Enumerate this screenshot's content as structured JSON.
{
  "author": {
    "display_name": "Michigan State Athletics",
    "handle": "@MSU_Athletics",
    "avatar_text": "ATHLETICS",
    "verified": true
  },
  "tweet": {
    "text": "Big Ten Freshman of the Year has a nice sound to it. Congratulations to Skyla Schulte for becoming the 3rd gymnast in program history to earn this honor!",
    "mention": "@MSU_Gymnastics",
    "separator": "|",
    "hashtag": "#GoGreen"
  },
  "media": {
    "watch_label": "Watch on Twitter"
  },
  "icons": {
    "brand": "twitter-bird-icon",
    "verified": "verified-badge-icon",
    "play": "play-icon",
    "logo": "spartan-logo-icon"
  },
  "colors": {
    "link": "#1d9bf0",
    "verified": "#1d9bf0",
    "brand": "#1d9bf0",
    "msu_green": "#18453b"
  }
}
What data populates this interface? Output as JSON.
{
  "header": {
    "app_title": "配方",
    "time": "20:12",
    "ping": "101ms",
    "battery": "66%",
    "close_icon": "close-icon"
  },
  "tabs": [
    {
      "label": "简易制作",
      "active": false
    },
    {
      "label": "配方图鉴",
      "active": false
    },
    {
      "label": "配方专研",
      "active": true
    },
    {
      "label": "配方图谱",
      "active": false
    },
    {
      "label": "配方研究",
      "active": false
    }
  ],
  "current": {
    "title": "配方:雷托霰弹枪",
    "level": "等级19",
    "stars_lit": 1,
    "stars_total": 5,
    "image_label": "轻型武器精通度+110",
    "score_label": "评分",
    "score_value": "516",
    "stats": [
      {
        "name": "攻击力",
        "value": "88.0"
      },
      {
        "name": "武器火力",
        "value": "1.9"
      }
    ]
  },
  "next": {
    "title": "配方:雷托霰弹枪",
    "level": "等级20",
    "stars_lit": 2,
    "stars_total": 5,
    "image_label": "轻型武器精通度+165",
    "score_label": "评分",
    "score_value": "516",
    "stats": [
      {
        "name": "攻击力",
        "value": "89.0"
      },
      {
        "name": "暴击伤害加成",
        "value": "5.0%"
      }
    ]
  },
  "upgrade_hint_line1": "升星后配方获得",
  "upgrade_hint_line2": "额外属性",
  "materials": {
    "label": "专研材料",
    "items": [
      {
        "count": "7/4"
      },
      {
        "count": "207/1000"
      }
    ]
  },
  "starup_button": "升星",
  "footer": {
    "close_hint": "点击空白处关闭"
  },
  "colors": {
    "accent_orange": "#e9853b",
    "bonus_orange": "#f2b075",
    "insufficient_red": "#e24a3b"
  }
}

== == ==

The records above should be restated word for word, please.

Enumerate this screenshot's content as structured JSON.
{
  "author": {
    "display_name": "Michigan State Athletics",
    "handle": "@MSU_Athletics",
    "avatar_text": "ATHLETICS",
    "verified": true
  },
  "tweet": {
    "text": "Big Ten Freshman of the Year has a nice sound to it. Congratulations to Skyla Schulte for becoming the 3rd gymnast in program history to earn this honor!",
    "mention": "@MSU_Gymnastics",
    "separator": "|",
    "hashtag": "#GoGreen"
  },
  "media": {
    "watch_label": "Watch on Twitter"
  },
  "icons": {
    "brand": "twitter-bird-icon",
    "verified": "verified-badge-icon",
    "play": "play-icon",
    "logo": "spartan-logo-icon"
  },
  "colors": {
    "link": "#1d9bf0",
    "verified": "#1d9bf0",
    "brand": "#1d9bf0",
    "msu_green": "#18453b"
  }
}
What data populates this interface? Output as JSON.
{
  "header": {
    "app_title": "配方",
    "time": "20:12",
    "ping": "101ms",
    "battery": "66%",
    "close_icon": "close-icon"
  },
  "tabs": [
    {
      "label": "简易制作",
      "active": false
    },
    {
      "label": "配方图鉴",
      "active": false
    },
    {
      "label": "配方专研",
      "active": true
    },
    {
      "label": "配方图谱",
      "active": false
    },
    {
      "label": "配方研究",
      "active": false
    }
  ],
  "current": {
    "title": "配方:雷托霰弹枪",
    "level": "等级19",
    "stars_lit": 1,
    "stars_total": 5,
    "image_label": "轻型武器精通度+110",
    "score_label": "评分",
    "score_value": "516",
    "stats": [
      {
        "name": "攻击力",
        "value": "88.0"
      },
      {
        "name": "武器火力",
        "value": "1.9"
      }
    ]
  },
  "next": {
    "title": "配方:雷托霰弹枪",
    "level": "等级20",
    "stars_lit": 2,
    "stars_total": 5,
    "image_label": "轻型武器精通度+165",
    "score_label": "评分",
    "score_value": "516",
    "stats": [
      {
        "name": "攻击力",
        "value": "89.0"
      },
      {
        "name": "暴击伤害加成",
        "value": "5.0%"
      }
    ]
  },
  "upgrade_hint_line1": "升星后配方获得",
  "upgrade_hint_line2": "额外属性",
  "materials": {
    "label": "专研材料",
    "items": [
      {
        "count": "7/4"
      },
      {
        "count": "207/1000"
      }
    ]
  },
  "starup_button": "升星",
  "footer": {
    "close_hint": "点击空白处关闭"
  },
  "colors": {
    "accent_orange": "#e9853b",
    "bonus_orange": "#f2b075",
    "insufficient_red": "#e24a3b"
  }
}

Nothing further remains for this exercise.